Written problem:
Each line containing the word "legend" should be found and copied.
--- Begin Source data ---
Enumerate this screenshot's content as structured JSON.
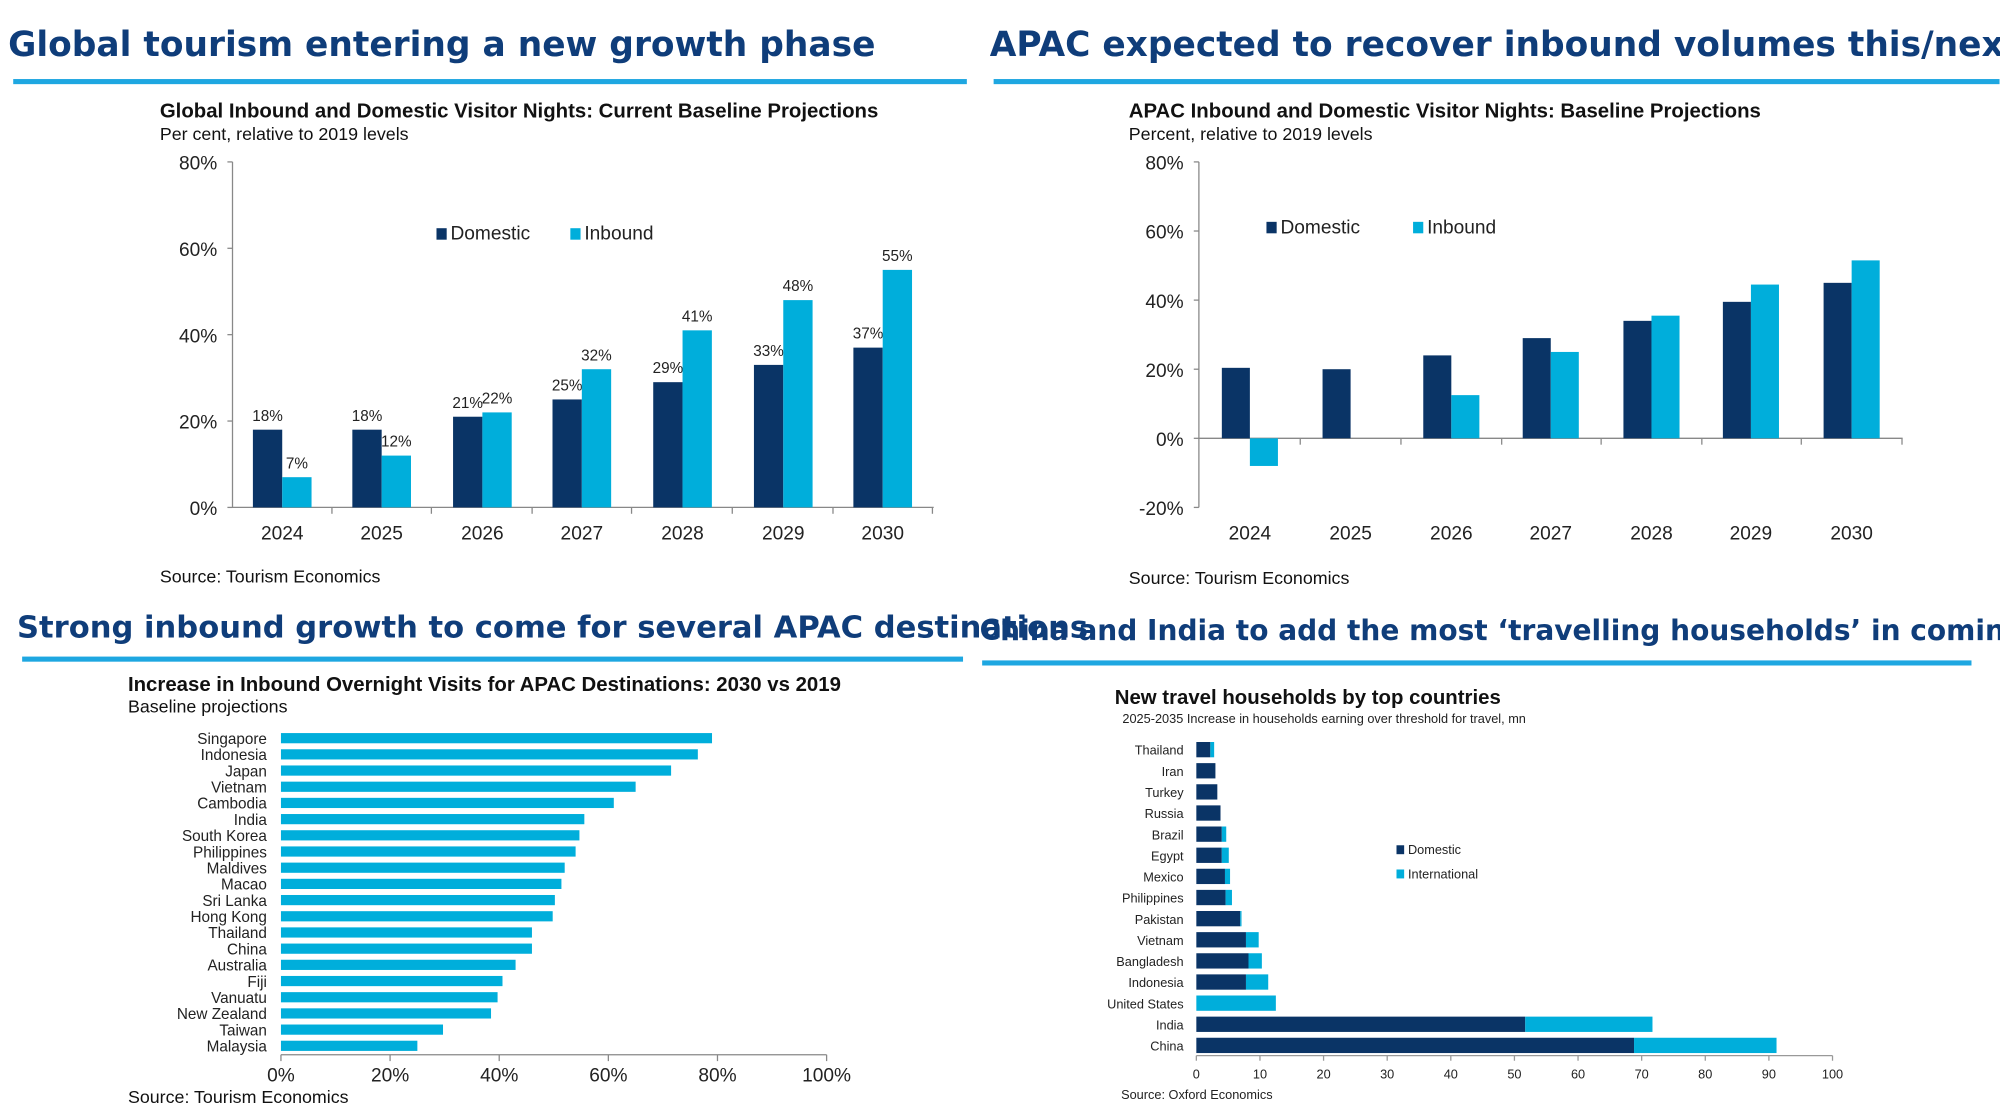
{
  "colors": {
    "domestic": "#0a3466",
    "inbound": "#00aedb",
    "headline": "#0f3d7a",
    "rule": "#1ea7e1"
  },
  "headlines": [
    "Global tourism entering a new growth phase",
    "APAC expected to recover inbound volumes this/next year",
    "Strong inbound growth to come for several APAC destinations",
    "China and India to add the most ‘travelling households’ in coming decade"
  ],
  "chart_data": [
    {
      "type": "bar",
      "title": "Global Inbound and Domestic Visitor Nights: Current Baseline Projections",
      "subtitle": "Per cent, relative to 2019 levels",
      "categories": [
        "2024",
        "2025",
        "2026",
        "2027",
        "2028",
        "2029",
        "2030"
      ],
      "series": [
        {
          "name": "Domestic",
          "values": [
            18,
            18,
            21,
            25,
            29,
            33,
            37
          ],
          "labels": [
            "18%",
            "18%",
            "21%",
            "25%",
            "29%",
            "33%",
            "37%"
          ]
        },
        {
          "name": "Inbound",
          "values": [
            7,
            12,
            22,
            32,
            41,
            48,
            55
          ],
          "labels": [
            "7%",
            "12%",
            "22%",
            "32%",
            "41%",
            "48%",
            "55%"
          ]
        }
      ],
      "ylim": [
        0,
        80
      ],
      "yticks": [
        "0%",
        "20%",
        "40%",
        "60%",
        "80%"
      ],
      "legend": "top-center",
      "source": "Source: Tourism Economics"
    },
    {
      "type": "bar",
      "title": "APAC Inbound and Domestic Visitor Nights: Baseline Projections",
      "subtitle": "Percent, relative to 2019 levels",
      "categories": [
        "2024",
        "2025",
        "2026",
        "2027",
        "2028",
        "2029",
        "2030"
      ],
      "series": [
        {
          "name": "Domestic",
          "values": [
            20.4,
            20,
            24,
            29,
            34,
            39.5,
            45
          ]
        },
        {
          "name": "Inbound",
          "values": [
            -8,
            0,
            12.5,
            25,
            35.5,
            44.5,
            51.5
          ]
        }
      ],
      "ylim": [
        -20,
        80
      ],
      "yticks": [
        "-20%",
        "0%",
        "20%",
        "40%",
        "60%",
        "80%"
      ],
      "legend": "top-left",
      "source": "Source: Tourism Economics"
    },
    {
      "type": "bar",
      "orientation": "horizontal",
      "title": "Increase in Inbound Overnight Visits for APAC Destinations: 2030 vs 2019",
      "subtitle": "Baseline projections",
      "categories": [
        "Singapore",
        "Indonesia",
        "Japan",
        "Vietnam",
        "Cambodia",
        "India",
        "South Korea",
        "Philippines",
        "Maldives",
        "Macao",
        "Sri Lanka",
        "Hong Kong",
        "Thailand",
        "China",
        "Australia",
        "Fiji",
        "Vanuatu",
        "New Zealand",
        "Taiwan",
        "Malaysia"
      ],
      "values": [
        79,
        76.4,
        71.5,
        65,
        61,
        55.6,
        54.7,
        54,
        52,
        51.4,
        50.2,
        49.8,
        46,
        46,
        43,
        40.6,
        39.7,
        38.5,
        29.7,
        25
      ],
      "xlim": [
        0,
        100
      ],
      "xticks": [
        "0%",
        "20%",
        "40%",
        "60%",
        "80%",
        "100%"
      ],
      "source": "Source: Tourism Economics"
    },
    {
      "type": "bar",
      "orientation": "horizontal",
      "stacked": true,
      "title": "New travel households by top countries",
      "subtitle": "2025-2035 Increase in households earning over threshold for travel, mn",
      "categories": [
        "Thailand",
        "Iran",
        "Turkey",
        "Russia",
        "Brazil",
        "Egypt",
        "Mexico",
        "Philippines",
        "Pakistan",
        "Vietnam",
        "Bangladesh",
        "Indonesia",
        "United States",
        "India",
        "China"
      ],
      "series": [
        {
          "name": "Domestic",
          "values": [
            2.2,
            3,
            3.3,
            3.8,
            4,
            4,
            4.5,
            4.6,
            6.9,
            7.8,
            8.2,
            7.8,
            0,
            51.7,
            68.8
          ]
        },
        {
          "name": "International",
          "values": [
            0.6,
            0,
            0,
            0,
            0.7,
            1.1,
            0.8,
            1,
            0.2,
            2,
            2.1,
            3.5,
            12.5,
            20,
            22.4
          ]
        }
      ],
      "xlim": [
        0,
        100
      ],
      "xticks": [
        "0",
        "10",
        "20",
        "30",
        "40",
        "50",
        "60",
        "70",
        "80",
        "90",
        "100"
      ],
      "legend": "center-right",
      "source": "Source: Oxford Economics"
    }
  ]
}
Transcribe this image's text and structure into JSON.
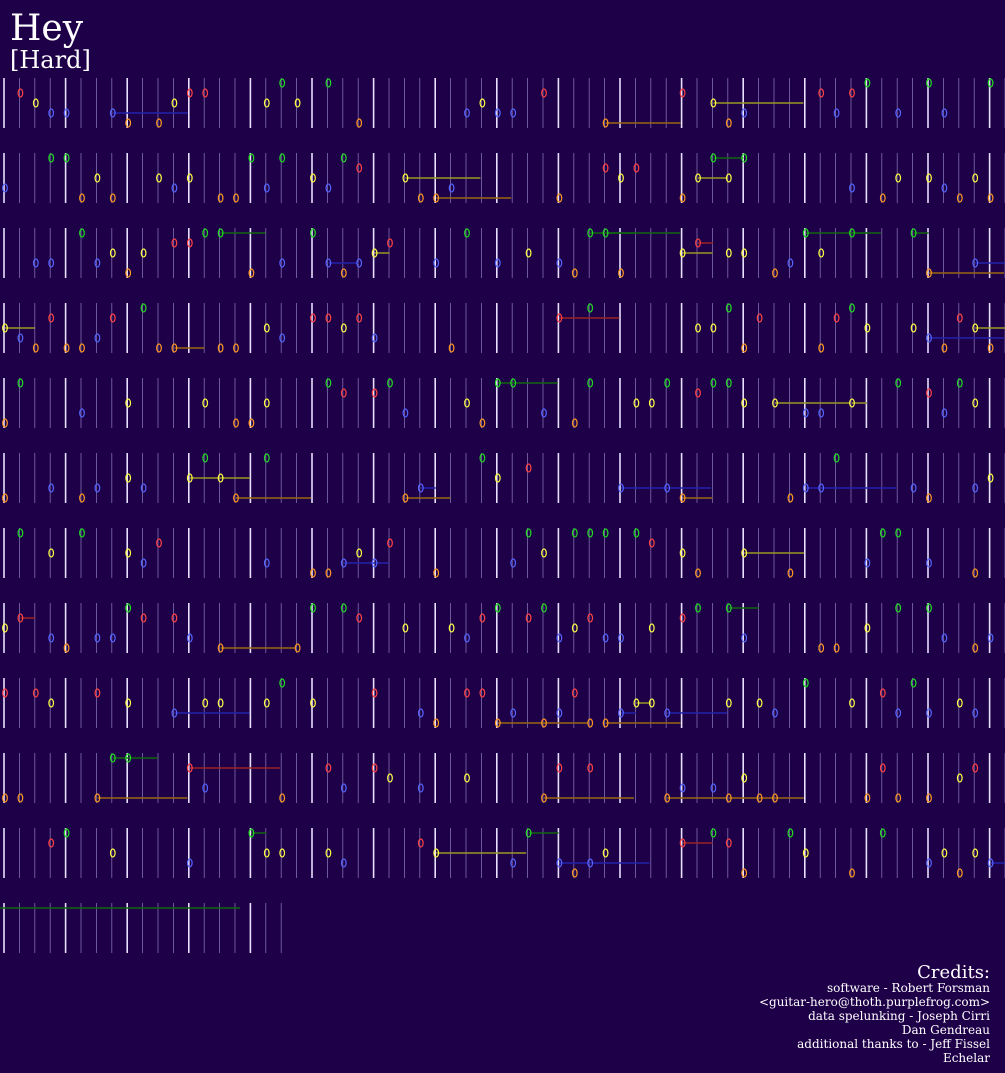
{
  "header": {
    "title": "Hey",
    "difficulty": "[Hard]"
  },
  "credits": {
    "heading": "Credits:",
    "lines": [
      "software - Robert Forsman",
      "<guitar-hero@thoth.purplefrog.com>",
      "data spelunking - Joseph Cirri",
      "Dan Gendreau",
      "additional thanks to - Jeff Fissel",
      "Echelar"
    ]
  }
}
--- End Source data ---
Task answer:
      "legend": "top-center",
      "legend": "top-left",
      "legend": "center-right",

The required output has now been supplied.